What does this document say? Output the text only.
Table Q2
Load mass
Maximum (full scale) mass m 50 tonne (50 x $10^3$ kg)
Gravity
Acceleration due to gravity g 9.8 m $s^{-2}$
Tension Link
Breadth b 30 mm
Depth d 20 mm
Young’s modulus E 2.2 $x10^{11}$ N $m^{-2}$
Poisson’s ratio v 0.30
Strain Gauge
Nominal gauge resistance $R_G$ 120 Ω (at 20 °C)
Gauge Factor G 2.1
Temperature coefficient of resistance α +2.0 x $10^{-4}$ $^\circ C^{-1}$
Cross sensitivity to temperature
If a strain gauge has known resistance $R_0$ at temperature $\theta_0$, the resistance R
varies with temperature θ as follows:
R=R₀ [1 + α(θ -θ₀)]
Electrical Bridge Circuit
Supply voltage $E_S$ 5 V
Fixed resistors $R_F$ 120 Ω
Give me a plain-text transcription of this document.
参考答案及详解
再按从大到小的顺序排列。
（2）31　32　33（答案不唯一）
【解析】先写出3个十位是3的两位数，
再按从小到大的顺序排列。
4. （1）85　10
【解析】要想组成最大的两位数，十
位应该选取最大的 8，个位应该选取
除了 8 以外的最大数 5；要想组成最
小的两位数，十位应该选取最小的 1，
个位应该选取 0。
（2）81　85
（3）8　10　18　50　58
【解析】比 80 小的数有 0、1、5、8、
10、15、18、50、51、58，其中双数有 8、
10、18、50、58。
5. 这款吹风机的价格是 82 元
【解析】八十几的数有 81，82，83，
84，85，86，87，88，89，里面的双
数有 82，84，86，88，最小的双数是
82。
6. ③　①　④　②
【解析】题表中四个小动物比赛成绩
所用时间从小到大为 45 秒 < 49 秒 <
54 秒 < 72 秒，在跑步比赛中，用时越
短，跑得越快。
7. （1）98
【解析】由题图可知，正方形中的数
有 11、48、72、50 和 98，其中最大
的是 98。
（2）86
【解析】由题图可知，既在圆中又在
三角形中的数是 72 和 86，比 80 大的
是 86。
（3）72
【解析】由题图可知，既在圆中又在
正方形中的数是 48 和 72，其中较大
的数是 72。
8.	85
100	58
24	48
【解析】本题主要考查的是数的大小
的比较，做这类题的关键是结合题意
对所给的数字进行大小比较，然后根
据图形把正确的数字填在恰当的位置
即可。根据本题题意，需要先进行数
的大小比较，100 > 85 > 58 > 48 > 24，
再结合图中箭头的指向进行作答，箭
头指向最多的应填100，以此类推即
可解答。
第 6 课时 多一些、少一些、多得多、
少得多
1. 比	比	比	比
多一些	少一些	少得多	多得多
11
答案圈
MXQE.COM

^^^^^^^^^^^^^^^^

OBJECTIVE ::
Set out the complete listing exactly as shown.

SOLVED PROBLEM ::
What does this document say? Output the text only.
Table Q2
Load mass
Maximum (full scale) mass m 50 tonne (50 x $10^3$ kg)
Gravity
Acceleration due to gravity g 9.8 m $s^{-2}$
Tension Link
Breadth b 30 mm
Depth d 20 mm
Young’s modulus E 2.2 $x10^{11}$ N $m^{-2}$
Poisson’s ratio v 0.30
Strain Gauge
Nominal gauge resistance $R_G$ 120 Ω (at 20 °C)
Gauge Factor G 2.1
Temperature coefficient of resistance α +2.0 x $10^{-4}$ $^\circ C^{-1}$
Cross sensitivity to temperature
If a strain gauge has known resistance $R_0$ at temperature $\theta_0$, the resistance R
varies with temperature θ as follows:
R=R₀ [1 + α(θ -θ₀)]
Electrical Bridge Circuit
Supply voltage $E_S$ 5 V
Fixed resistors $R_F$ 120 Ω
Give me a plain-text transcription of this document.
参考答案及详解
再按从大到小的顺序排列。
（2）31　32　33（答案不唯一）
【解析】先写出3个十位是3的两位数，
再按从小到大的顺序排列。
4. （1）85　10
【解析】要想组成最大的两位数，十
位应该选取最大的 8，个位应该选取
除了 8 以外的最大数 5；要想组成最
小的两位数，十位应该选取最小的 1，
个位应该选取 0。
（2）81　85
（3）8　10　18　50　58
【解析】比 80 小的数有 0、1、5、8、
10、15、18、50、51、58，其中双数有 8、
10、18、50、58。
5. 这款吹风机的价格是 82 元
【解析】八十几的数有 81，82，83，
84，85，86，87，88，89，里面的双
数有 82，84，86，88，最小的双数是
82。
6. ③　①　④　②
【解析】题表中四个小动物比赛成绩
所用时间从小到大为 45 秒 < 49 秒 <
54 秒 < 72 秒，在跑步比赛中，用时越
短，跑得越快。
7. （1）98
【解析】由题图可知，正方形中的数
有 11、48、72、50 和 98，其中最大
的是 98。
（2）86
【解析】由题图可知，既在圆中又在
三角形中的数是 72 和 86，比 80 大的
是 86。
（3）72
【解析】由题图可知，既在圆中又在
正方形中的数是 48 和 72，其中较大
的数是 72。
8.	85
100	58
24	48
【解析】本题主要考查的是数的大小
的比较，做这类题的关键是结合题意
对所给的数字进行大小比较，然后根
据图形把正确的数字填在恰当的位置
即可。根据本题题意，需要先进行数
的大小比较，100 > 85 > 58 > 48 > 24，
再结合图中箭头的指向进行作答，箭
头指向最多的应填100，以此类推即
可解答。
第 6 课时 多一些、少一些、多得多、
少得多
1. 比	比	比	比
多一些	少一些	少得多	多得多
11
答案圈
MXQE.COM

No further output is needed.